BEGIN
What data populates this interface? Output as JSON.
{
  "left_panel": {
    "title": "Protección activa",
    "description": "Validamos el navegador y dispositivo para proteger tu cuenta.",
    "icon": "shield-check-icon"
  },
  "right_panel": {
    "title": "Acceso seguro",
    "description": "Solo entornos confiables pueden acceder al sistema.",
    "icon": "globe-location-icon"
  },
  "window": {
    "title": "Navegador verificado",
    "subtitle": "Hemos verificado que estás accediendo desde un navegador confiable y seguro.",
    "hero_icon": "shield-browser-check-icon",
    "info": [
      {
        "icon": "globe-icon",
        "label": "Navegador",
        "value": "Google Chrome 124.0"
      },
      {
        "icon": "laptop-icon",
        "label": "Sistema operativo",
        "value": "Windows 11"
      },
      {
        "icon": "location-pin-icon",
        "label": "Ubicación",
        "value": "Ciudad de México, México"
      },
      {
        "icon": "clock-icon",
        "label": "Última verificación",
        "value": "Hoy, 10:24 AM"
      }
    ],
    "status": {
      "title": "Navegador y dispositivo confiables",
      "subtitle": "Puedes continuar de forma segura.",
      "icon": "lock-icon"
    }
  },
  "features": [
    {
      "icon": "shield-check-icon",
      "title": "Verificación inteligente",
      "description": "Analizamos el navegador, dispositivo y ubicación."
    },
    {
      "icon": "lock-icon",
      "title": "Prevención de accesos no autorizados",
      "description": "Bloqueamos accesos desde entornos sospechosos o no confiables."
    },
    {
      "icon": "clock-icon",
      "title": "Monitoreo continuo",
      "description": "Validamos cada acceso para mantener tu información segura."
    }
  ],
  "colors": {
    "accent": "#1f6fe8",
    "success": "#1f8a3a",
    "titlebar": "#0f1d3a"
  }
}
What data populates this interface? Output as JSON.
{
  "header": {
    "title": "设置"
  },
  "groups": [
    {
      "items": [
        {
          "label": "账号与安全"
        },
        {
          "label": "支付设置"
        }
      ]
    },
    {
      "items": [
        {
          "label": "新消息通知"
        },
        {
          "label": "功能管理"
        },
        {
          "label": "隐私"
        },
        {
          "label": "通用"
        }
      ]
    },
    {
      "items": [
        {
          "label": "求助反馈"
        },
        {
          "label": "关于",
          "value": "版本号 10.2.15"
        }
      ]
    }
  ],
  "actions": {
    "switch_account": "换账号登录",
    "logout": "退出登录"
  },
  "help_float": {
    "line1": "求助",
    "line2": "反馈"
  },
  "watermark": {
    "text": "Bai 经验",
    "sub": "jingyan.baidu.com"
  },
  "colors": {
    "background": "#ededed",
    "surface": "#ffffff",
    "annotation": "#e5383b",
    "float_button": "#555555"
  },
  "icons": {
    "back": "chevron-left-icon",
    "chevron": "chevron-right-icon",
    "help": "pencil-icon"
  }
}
END
**Short exercise:** Look through the records and gather every line containing "seguro".

**Solution to the exercise:**
    "title": "Acceso seguro",
    "subtitle": "Hemos verificado que estás accediendo desde un navegador confiable y seguro.",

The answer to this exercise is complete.